Data provided:
# # # #

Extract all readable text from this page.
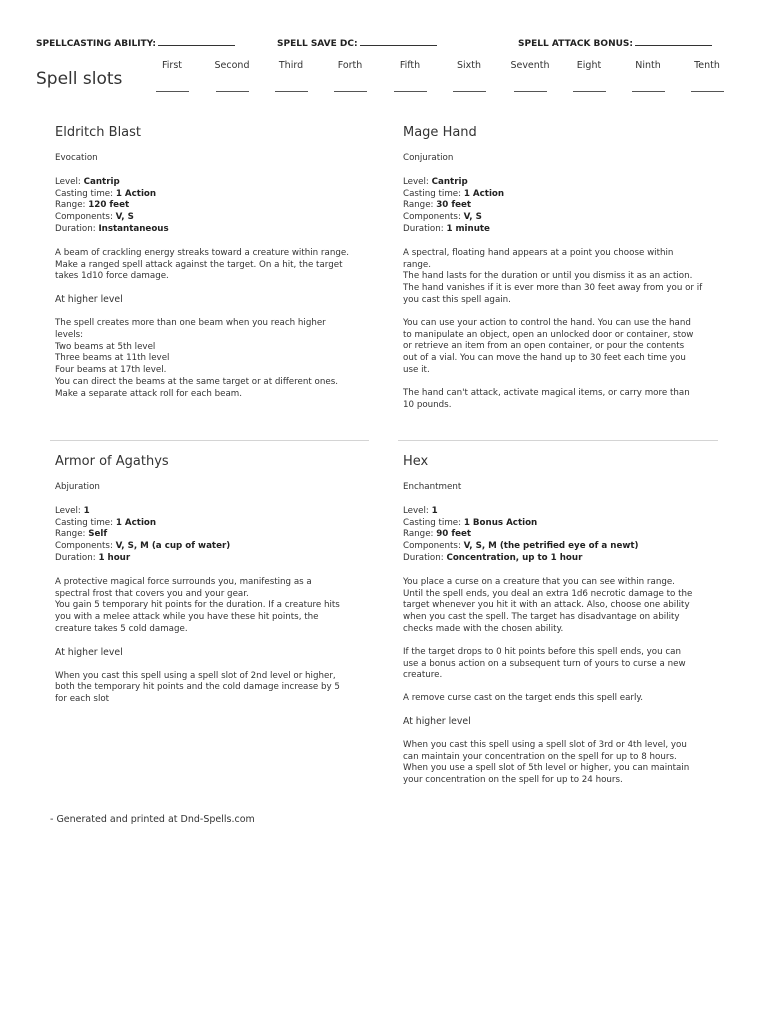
SPELLCASTING ABILITY:	SPELL SAVE DC:	SPELL ATTACK BONUS:
Spell slots
First	Second	Third	Forth	Fifth	Sixth	Seventh	Eight	Ninth	Tenth
Eldritch Blast
Evocation

Level: Cantrip

Casting time: 1 Action

Range: 120 feet

Components: V, S

Duration: Instantaneous

A beam of crackling energy streaks toward a creature within range.
Make a ranged spell attack against the target. On a hit, the target
takes 1d10 force damage.

At higher level

The spell creates more than one beam when you reach higher
levels:
Two beams at 5th level
Three beams at 11th level
Four beams at 17th level.
You can direct the beams at the same target or at different ones.
Make a separate attack roll for each beam.

Mage Hand
Conjuration

Level: Cantrip

Casting time: 1 Action

Range: 30 feet

Components: V, S

Duration: 1 minute

A spectral, floating hand appears at a point you choose within
range.
The hand lasts for the duration or until you dismiss it as an action.
The hand vanishes if it is ever more than 30 feet away from you or if
you cast this spell again.

You can use your action to control the hand. You can use the hand
to manipulate an object, open an unlocked door or container, stow
or retrieve an item from an open container, or pour the contents
out of a vial. You can move the hand up to 30 feet each time you
use it.

The hand can't attack, activate magical items, or carry more than
10 pounds.

Armor of Agathys
Abjuration

Level: 1

Casting time: 1 Action

Range: Self

Components: V, S, M (a cup of water)

Duration: 1 hour

A protective magical force surrounds you, manifesting as a
spectral frost that covers you and your gear.
You gain 5 temporary hit points for the duration. If a creature hits
you with a melee attack while you have these hit points, the
creature takes 5 cold damage.

At higher level

When you cast this spell using a spell slot of 2nd level or higher,
both the temporary hit points and the cold damage increase by 5
for each slot

Hex
Enchantment

Level: 1

Casting time: 1 Bonus Action

Range: 90 feet

Components: V, S, M (the petrified eye of a newt)

Duration: Concentration, up to 1 hour

You place a curse on a creature that you can see within range.
Until the spell ends, you deal an extra 1d6 necrotic damage to the
target whenever you hit it with an attack. Also, choose one ability
when you cast the spell. The target has disadvantage on ability
checks made with the chosen ability.

If the target drops to 0 hit points before this spell ends, you can
use a bonus action on a subsequent turn of yours to curse a new
creature.

A remove curse cast on the target ends this spell early.

At higher level

When you cast this spell using a spell slot of 3rd or 4th level, you
can maintain your concentration on the spell for up to 8 hours.
When you use a spell slot of 5th level or higher, you can maintain
your concentration on the spell for up to 24 hours.

- Generated and printed at Dnd-Spells.com
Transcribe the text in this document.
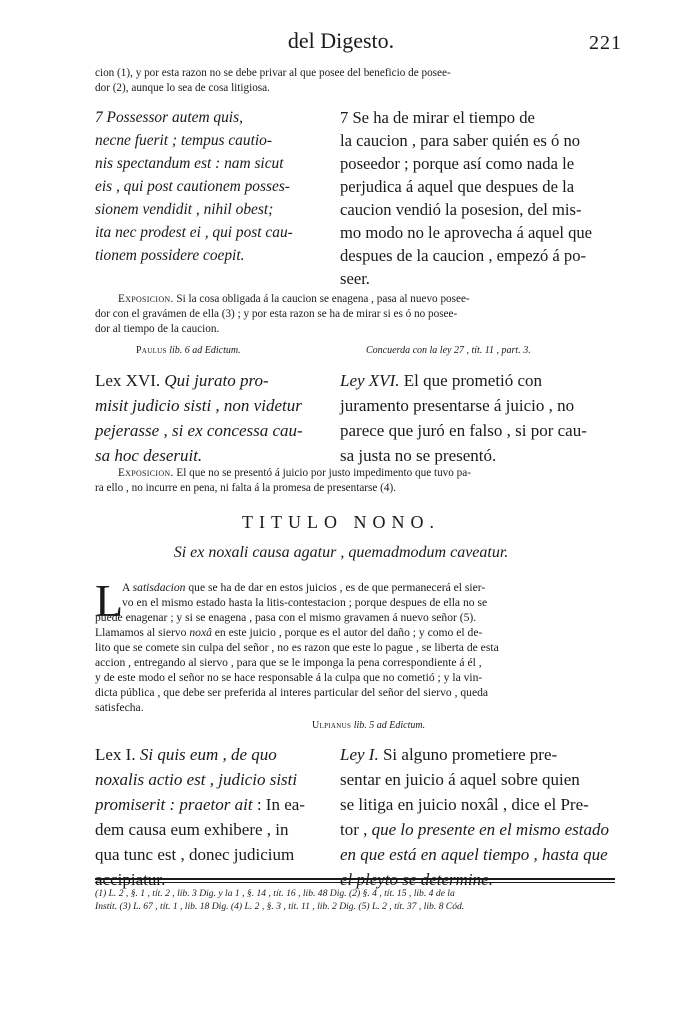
del Digesto.	221
cion (1), y por esta razon no se debe privar al que posee del beneficio de posee-
dor (2), aunque lo sea de cosa litigiosa.
7 Possessor autem quis,
necne fuerit ; tempus cautio-
nis spectandum est : nam sicut
eis , qui post cautionem posses-
sionem vendidit , nihil obest;
ita nec prodest ei , qui post cau-
tionem possidere coepit.
7 Se ha de mirar el tiempo de
la caucion , para saber quién es ó no
poseedor ; porque así como nada le
perjudica á aquel que despues de la
caucion vendió la posesion, del mis-
mo modo no le aprovecha á aquel que
despues de la caucion , empezó á po-
seer.
Exposicion. Si la cosa obligada á la caucion se enagena , pasa al nuevo posee-
dor con el gravámen de ella (3) ; y por esta razon se ha de mirar si es ó no posee-
dor al tiempo de la caucion.
Paulus lib. 6 ad Edictum.	Concuerda con la ley 27 , tít. 11 , part. 3.
Lex XVI. Qui jurato pro-
misit judicio sisti , non videtur
pejerasse , si ex concessa cau-
sa hoc deseruit.
Ley XVI. El que prometió con
juramento presentarse á juicio , no
parece que juró en falso , si por cau-
sa justa no se presentó.
Exposicion. El que no se presentó á juicio por justo impedimento que tuvo pa-
ra ello , no incurre en pena, ni falta á la promesa de presentarse (4).
TITULO NONO.
Si ex noxali causa agatur , quemadmodum caveatur.
L
A satisdacion que se ha de dar en estos juicios , es de que permanecerá el sier-
vo en el mismo estado hasta la litis-contestacion ; porque despues de ella no se
puede enagenar ; y si se enagena , pasa con el mismo gravamen á nuevo señor (5).
Llamamos al siervo noxâ en este juicio , porque es el autor del daño ; y como el de-
lito que se comete sin culpa del señor , no es razon que este lo pague , se liberta de esta
accion , entregando al siervo , para que se le imponga la pena correspondiente á él ,
y de este modo el señor no se hace responsable á la culpa que no cometió ; y la vin-
dicta pública , que debe ser preferida al interes particular del señor del siervo , queda
satisfecha.
Ulpianus lib. 5 ad Edictum.
Lex I. Si quis eum , de quo
noxalis actio est , judicio sisti
promiserit : praetor ait : In ea-
dem causa eum exhibere , in
qua tunc est , donec judicium
accipiatur.
Ley I. Si alguno prometiere pre-
sentar en juicio á aquel sobre quien
se litiga en juicio noxâl , dice el Pre-
tor , que lo presente en el mismo estado
en que está en aquel tiempo , hasta que
el pleyto se determine.
(1) L. 2 , §. 1 , tít. 2 , lib. 3 Dig. y la 1 , §. 14 , tít. 16 , lib. 48 Dig. (2) §. 4 , tít. 15 , lib. 4 de la
Instit. (3) L. 67 , tít. 1 , lib. 18 Dig. (4) L. 2 , §. 3 , tít. 11 , lib. 2 Dig. (5) L. 2 , tít. 37 , lib. 8 Cód.
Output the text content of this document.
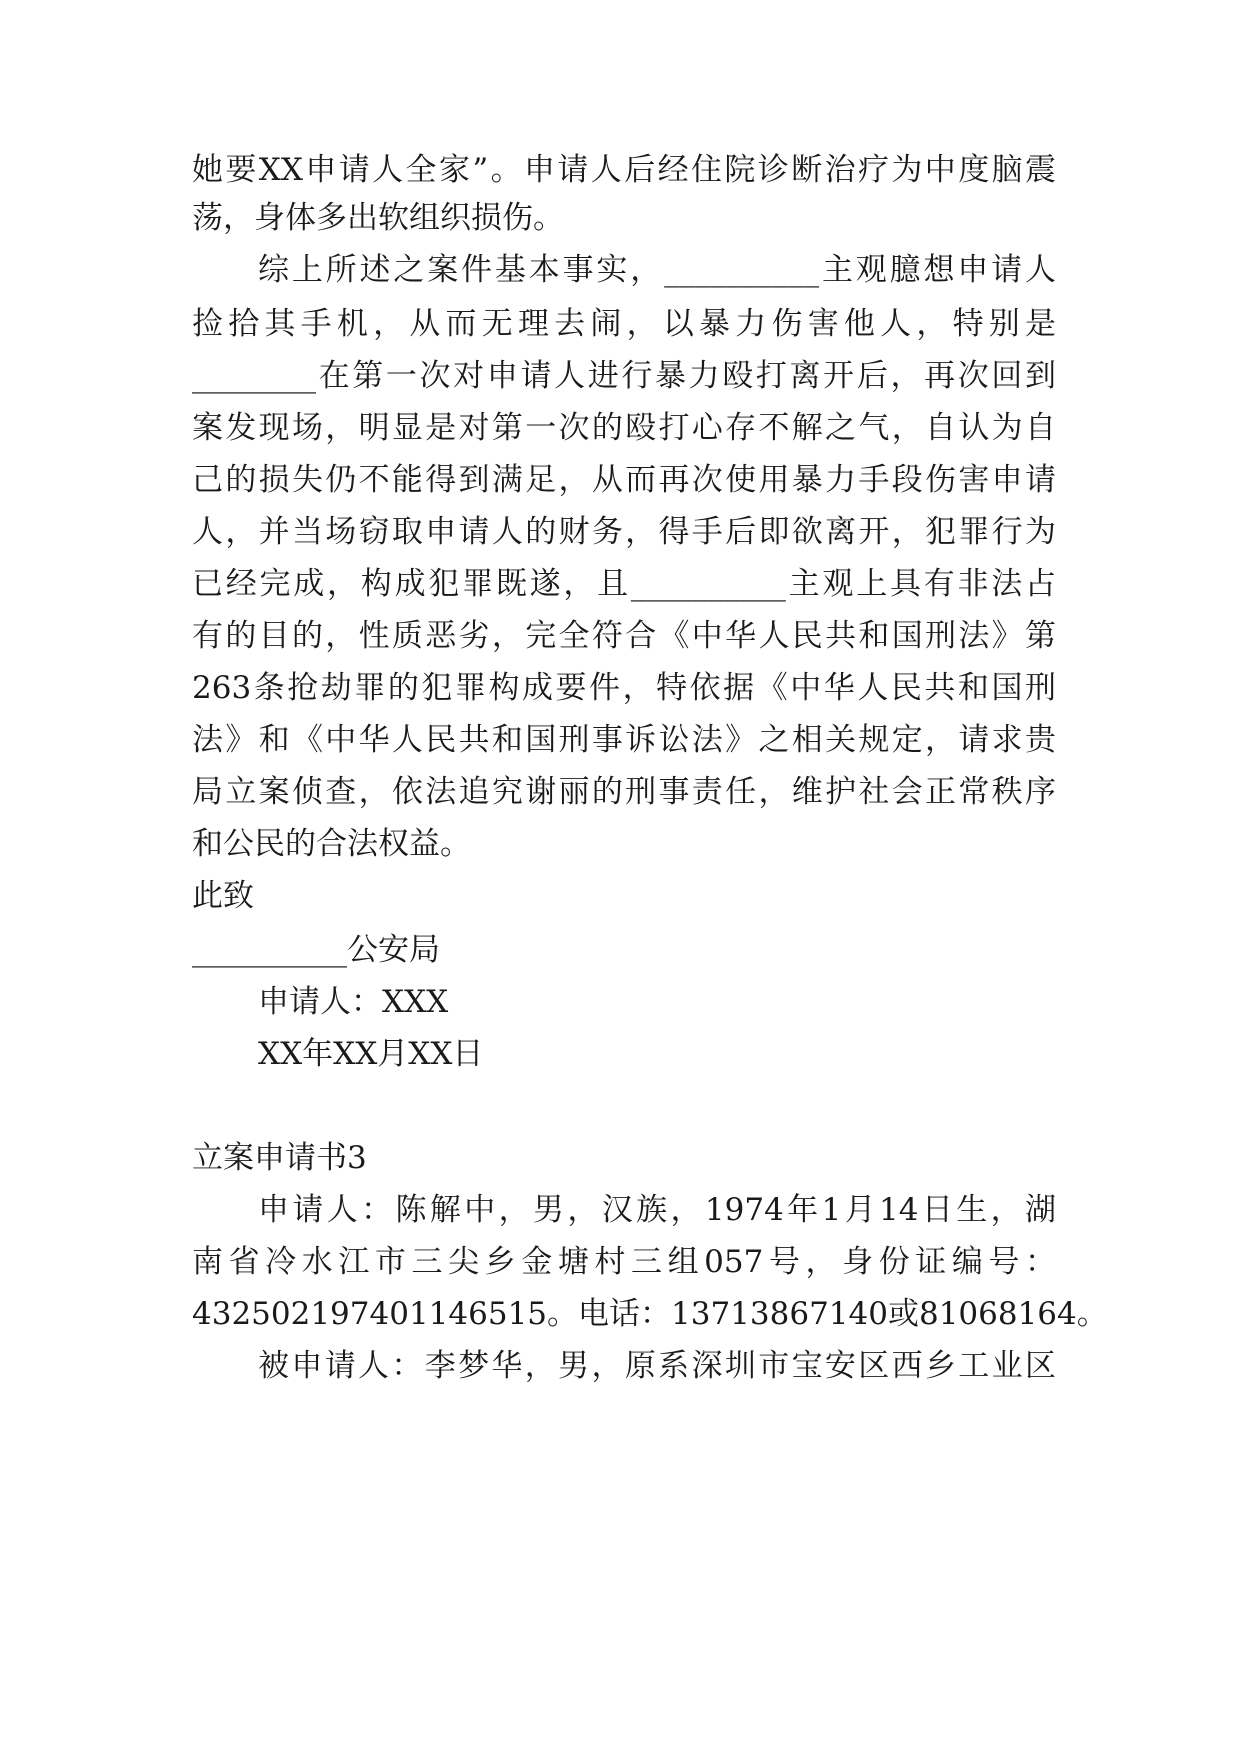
她要XX申请人全家”。申请人后经住院诊断治疗为中度脑震
荡，身体多出软组织损伤。
综上所述之案件基本事实，__________主观臆想申请人
捡拾其手机，从而无理去闹，以暴力伤害他人，特别是
________在第一次对申请人进行暴力殴打离开后，再次回到
案发现场，明显是对第一次的殴打心存不解之气，自认为自
己的损失仍不能得到满足，从而再次使用暴力手段伤害申请
人，并当场窃取申请人的财务，得手后即欲离开，犯罪行为
已经完成，构成犯罪既遂，且__________主观上具有非法占
有的目的，性质恶劣，完全符合《中华人民共和国刑法》第
263条抢劫罪的犯罪构成要件，特依据《中华人民共和国刑
法》和《中华人民共和国刑事诉讼法》之相关规定，请求贵
局立案侦查，依法追究谢丽的刑事责任，维护社会正常秩序
和公民的合法权益。
此致
__________公安局
申请人：XXX
XX年XX月XX日
立案申请书3
申请人：陈解中，男，汉族，1974年1月14日生，湖
南省冷水江市三尖乡金塘村三组057号，身份证编号：
432502197401146515。电话：13713867140或81068164。
被申请人：李梦华，男，原系深圳市宝安区西乡工业区
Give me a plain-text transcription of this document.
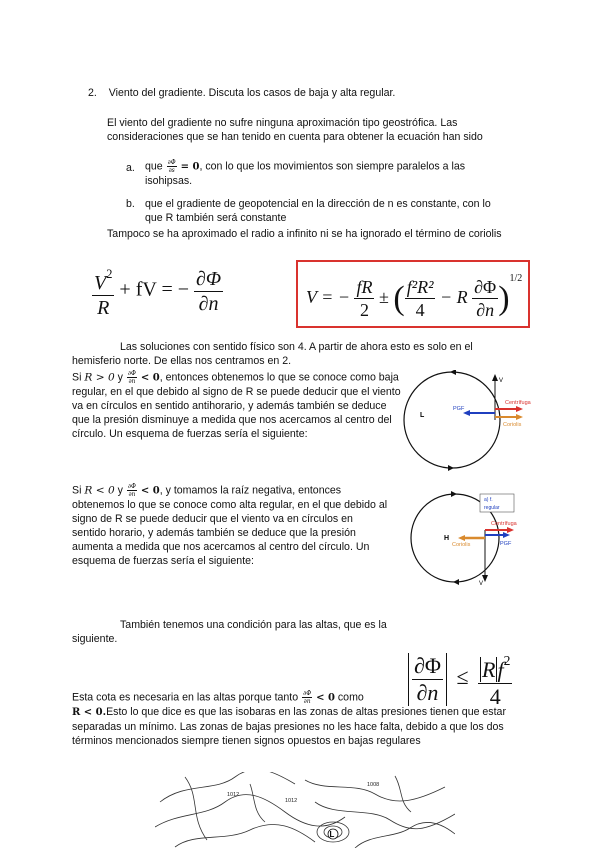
2. Viento del gradiente. Discuta los casos de baja y alta regular.
El viento del gradiente no sufre ninguna aproximación tipo geostrófica. Las consideraciones que se han tenido en cuenta para obtener la ecuación han sido
a. que $\frac{\partial\Phi}{\partial s} = 0$, con lo que los movimientos son siempre paralelos a las isohipsas.
b. que el gradiente de geopotencial en la dirección de n es constante, con lo que R también será constante
Tampoco se ha aproximado el radio a infinito ni se ha ignorado el término de coriolis
$\frac{V^2}{R}$ + fV = − $\frac{\partial\Phi}{\partial n}$	V = − $\frac{fR}{2}$ ± ( $\frac{\text{f²R²}}{4} - R \frac{\partial\Phi}{\partial n} )^{1/2}$
Las soluciones con sentido físico son 4. A partir de ahora esto es solo en el hemisferio norte. De ellas nos centramos en 2.
Si R > 0 y $\frac{\partial\Phi}{\partial n} < 0$, entonces obtenemos lo que se conoce como baja regular, en el que debido al signo de R se puede deducir que el viento va en círculos en sentido antihorario, y además también se deduce que la presión disminuye a medida que nos acercamos al centro del círculo. Un esquema de fuerzas sería el siguiente:
V
PGF
Centrífuga
Coriolis
L
Si R < 0 y $\frac{\partial\Phi}{\partial n} < 0$, y tomamos la raíz negativa, entonces obtenemos lo que se conoce como alta regular, en el que debido al signo de R se puede deducir que el viento va en círculos en sentido horario, y además también se deduce que la presión aumenta a medida que nos acercamos al centro del círculo. Un esquema de fuerzas sería el siguiente:
a) f.
regular
V
Centrífuga
PGF
Coriolis
H
También tenemos una condición para las altas, que es la siguiente.
$\frac{\partial\Phi}{\partial n} \le \frac{Rf^2}{4}$
Esta cota es necesaria en las altas porque tanto $\frac{\partial\Phi}{\partial n} < 0$ como
R < 0.Esto lo que dice es que las isobaras en las zonas de altas presiones tienen que estar separadas un mínimo. Las zonas de bajas presiones no les hace falta, debido a que los dos términos mencionados siempre tienen signos opuestos en bajas regulares
1012
1012
1008
L
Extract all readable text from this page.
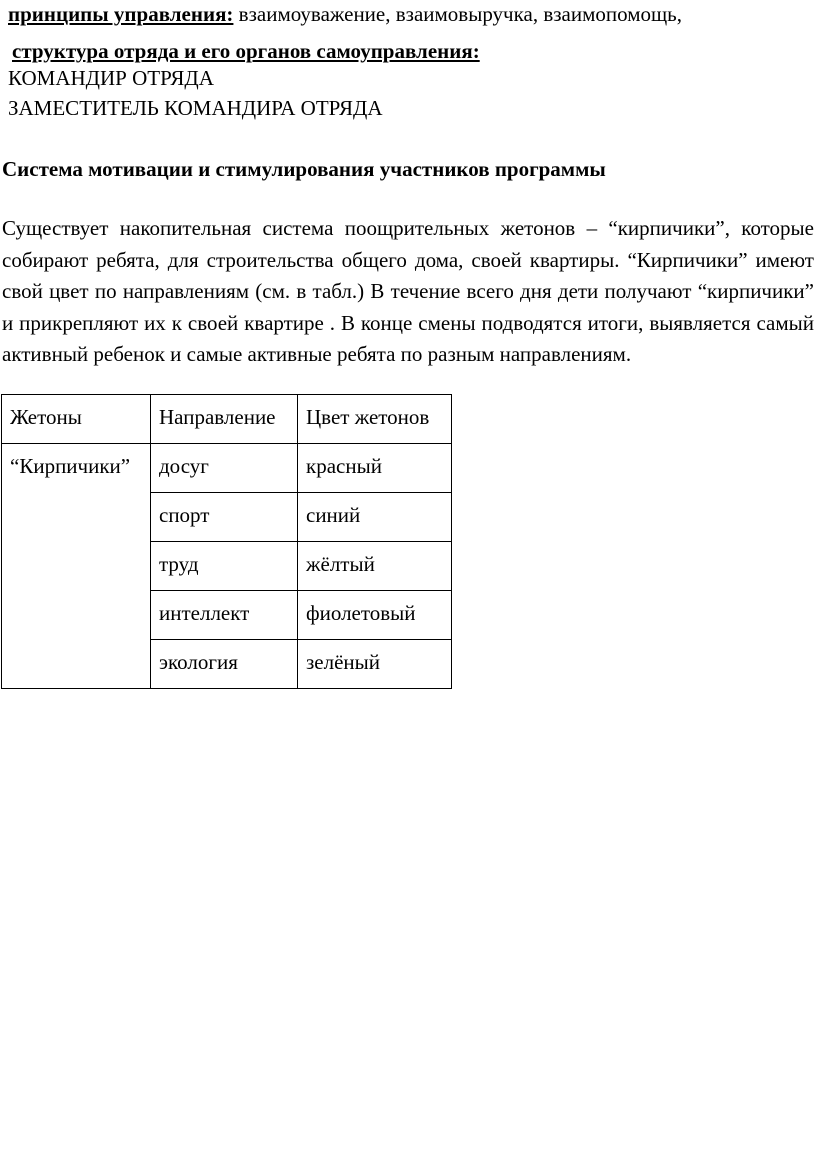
принципы управления: взаимоуважение, взаимовыручка, взаимопомощь,
структура отряда и его органов самоуправления:
КОМАНДИР ОТРЯДА
ЗАМЕСТИТЕЛЬ КОМАНДИРА ОТРЯДА
Система мотивации и стимулирования участников программы
Существует накопительная система поощрительных жетонов – “кирпичики”, которые собирают ребята, для строительства общего дома, своей квартиры. “Кирпичики” имеют свой цвет по направлениям (см. в табл.) В течение всего дня дети получают “кирпичики” и прикрепляют их к своей квартире . В конце смены подводятся итоги, выявляется самый активный ребенок и самые активные ребята по разным направлениям.
Жетоны	Направление	Цвет жетонов
“Кирпичики”	досуг	красный
	спорт	синий
	труд	жёлтый
	интеллект	фиолетовый
	экология	зелёный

# # # #

Problem details:
Select every line of the records holding the string "siervo".

Result for this task:
Llamamos al siervo noxâ en este juicio , porque es el autor del daño ; y como el de-
accion , entregando al siervo , para que se le imponga la pena correspondiente á él ,
dicta pública , que debe ser preferida al interes particular del señor del siervo , queda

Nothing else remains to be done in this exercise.